** START OF INFORMATION SUPPLIED **

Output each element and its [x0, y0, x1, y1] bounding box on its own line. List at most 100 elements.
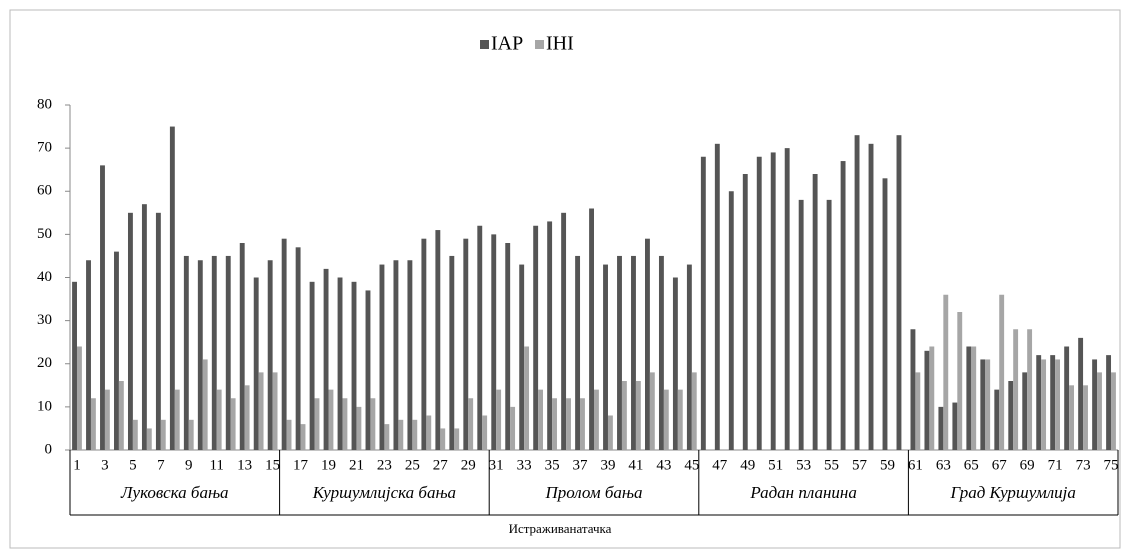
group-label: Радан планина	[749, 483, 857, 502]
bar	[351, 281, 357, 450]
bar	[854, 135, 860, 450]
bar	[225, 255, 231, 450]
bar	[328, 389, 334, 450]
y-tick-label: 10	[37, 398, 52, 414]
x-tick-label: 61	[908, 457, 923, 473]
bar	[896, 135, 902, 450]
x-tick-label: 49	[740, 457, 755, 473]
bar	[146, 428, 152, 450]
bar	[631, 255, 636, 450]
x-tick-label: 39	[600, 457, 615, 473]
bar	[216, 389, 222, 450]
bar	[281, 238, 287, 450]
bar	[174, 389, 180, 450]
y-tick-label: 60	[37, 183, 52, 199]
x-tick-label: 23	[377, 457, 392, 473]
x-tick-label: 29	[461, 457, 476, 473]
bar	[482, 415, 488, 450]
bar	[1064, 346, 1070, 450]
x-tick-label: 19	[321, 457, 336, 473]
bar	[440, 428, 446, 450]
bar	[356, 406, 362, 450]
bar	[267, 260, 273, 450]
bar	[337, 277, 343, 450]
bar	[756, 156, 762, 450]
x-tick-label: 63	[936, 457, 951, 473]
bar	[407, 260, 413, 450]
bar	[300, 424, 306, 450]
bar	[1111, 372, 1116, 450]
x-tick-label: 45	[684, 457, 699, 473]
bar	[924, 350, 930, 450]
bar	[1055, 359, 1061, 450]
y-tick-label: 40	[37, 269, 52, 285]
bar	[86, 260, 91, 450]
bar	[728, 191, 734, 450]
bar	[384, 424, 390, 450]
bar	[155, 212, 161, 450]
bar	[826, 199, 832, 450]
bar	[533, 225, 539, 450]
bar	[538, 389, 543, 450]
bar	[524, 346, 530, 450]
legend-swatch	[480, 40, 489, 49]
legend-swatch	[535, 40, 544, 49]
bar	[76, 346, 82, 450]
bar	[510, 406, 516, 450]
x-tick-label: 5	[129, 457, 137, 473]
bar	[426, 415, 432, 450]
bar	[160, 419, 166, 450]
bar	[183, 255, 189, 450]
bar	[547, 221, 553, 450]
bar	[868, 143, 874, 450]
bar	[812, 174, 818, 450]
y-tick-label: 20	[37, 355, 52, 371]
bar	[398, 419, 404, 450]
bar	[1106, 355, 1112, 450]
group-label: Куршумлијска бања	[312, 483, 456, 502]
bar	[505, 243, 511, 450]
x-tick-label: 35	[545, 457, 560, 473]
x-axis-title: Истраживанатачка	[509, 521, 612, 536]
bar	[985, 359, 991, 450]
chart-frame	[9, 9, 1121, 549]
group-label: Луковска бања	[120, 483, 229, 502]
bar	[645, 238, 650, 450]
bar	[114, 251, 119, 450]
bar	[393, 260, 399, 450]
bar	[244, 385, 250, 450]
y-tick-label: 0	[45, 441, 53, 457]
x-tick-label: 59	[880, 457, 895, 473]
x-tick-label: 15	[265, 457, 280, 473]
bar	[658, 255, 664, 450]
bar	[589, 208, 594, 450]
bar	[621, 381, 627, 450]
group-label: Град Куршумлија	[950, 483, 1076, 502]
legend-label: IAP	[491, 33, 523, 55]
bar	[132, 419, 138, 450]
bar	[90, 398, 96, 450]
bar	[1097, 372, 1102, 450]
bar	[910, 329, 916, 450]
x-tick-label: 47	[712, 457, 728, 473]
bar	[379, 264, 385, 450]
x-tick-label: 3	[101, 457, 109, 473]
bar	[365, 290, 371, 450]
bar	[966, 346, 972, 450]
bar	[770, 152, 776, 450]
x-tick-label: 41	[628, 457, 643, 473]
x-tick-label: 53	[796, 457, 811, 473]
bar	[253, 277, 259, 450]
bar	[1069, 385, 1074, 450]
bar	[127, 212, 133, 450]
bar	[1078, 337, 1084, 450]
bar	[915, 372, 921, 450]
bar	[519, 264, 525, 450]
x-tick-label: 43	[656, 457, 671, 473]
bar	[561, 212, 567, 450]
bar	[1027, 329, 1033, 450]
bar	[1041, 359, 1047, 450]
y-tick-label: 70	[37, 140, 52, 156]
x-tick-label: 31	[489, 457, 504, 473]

** END OF INFORMATION SUPPLIED **

> DIRECTIVE: Which lines in the records contain the word "legend"? Pull out each of them in full, treating the match as case-sensitive.

> COMPLETE OUTPUT:
legend-swatch	[480, 40, 489, 49]
legend-swatch	[535, 40, 544, 49]
legend-label: IAP	[491, 33, 523, 55]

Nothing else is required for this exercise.